Entries taken from a collection
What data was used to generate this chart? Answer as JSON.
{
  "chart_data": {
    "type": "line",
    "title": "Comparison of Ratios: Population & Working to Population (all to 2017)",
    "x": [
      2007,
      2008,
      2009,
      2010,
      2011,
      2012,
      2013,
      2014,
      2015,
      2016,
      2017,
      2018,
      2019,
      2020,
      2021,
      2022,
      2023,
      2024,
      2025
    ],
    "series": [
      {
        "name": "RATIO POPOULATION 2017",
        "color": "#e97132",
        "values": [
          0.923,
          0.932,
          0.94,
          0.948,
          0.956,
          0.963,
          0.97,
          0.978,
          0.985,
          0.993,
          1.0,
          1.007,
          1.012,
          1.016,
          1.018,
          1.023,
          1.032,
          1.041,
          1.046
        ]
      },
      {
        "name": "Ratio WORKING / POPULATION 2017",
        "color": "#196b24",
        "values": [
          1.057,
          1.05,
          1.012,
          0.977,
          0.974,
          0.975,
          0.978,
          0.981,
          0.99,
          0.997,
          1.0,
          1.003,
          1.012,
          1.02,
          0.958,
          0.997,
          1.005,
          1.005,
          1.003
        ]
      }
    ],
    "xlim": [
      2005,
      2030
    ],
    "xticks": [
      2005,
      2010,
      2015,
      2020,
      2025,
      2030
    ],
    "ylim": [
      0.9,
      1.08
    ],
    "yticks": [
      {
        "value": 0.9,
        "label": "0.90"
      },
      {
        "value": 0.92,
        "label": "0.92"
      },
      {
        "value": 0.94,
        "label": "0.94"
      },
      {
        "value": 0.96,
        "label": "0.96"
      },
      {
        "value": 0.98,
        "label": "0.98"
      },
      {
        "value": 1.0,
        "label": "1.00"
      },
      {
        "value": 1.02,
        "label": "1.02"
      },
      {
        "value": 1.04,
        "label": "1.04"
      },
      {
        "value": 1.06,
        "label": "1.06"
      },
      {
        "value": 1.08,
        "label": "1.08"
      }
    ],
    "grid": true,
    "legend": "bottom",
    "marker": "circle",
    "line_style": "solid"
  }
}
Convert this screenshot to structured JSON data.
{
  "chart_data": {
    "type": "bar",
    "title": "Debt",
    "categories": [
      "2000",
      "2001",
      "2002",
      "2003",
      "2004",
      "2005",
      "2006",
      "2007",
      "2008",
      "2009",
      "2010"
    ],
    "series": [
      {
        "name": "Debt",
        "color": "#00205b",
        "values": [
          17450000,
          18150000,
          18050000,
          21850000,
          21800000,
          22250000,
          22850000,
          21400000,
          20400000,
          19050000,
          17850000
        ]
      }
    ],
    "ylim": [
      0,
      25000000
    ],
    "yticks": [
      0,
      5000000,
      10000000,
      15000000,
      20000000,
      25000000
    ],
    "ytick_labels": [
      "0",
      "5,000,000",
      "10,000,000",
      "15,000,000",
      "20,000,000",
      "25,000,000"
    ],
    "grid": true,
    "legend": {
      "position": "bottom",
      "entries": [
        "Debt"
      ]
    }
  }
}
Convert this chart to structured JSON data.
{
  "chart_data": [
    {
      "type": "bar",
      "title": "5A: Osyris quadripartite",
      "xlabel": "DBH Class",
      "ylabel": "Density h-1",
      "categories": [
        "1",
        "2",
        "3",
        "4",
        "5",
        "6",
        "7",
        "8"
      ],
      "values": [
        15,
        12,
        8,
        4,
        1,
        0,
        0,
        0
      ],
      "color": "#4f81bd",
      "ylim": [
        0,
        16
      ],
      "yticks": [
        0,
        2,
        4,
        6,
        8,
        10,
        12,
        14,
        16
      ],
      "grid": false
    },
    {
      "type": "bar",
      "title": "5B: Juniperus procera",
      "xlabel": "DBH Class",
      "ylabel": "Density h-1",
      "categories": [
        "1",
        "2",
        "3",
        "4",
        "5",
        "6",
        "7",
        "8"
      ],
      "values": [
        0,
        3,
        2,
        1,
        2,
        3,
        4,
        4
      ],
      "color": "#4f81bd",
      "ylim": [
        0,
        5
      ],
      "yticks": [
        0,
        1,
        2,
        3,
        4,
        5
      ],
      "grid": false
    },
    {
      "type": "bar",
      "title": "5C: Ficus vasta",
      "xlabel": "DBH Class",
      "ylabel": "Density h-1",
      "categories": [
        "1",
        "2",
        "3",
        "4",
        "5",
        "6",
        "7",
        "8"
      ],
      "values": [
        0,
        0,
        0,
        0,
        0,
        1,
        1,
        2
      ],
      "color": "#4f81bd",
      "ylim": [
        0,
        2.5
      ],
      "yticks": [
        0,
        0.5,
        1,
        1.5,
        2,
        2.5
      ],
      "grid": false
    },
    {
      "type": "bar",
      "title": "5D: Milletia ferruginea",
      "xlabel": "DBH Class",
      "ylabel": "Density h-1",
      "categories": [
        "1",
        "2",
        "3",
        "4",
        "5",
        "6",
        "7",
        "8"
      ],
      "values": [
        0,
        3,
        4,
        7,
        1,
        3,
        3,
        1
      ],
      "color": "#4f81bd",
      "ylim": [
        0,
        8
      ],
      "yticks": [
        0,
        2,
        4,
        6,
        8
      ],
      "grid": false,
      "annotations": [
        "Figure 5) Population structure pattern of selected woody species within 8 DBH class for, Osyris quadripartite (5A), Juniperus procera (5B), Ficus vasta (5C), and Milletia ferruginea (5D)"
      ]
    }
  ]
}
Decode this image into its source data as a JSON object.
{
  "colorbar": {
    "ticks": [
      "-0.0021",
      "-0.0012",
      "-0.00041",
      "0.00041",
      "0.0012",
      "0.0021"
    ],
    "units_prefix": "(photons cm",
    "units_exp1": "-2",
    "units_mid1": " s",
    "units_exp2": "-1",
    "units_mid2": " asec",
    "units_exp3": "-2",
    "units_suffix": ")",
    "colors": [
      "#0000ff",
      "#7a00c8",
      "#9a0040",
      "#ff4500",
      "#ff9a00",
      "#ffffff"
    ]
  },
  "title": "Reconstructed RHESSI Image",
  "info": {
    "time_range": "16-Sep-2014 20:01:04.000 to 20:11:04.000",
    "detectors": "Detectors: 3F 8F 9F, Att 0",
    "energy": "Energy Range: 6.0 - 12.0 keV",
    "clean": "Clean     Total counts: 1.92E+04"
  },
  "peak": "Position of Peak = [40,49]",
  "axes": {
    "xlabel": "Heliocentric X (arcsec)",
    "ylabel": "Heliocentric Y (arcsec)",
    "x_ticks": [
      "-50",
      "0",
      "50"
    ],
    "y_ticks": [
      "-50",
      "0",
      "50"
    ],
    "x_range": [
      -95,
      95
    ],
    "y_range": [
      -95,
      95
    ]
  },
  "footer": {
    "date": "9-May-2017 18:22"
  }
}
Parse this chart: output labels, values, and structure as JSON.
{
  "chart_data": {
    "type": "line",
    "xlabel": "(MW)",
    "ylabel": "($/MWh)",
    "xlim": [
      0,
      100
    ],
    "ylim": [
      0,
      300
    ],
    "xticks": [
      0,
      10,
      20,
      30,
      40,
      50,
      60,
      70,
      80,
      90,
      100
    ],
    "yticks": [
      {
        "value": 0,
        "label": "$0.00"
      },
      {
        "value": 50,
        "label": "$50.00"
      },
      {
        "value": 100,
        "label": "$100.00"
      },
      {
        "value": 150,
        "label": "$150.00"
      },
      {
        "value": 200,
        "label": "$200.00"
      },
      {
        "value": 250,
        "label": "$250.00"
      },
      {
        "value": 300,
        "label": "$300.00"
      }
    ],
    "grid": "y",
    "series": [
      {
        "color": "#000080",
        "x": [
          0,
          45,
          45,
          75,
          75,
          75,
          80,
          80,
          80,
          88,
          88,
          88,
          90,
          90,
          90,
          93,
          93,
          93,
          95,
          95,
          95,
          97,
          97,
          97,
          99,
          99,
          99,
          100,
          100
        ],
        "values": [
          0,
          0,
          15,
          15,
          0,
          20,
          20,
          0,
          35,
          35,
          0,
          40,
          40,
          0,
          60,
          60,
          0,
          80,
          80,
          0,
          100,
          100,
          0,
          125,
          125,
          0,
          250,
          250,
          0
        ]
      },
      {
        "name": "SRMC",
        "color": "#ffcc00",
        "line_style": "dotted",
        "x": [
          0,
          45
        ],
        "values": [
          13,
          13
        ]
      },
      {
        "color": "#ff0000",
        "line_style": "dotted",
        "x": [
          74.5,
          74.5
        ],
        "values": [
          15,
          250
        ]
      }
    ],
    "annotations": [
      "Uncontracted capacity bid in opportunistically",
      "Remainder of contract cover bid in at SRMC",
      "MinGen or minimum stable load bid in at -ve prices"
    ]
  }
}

## Written instruction
Of the lines in the material, how many hold the word "structured"? Reply with the number only.

## Result below
2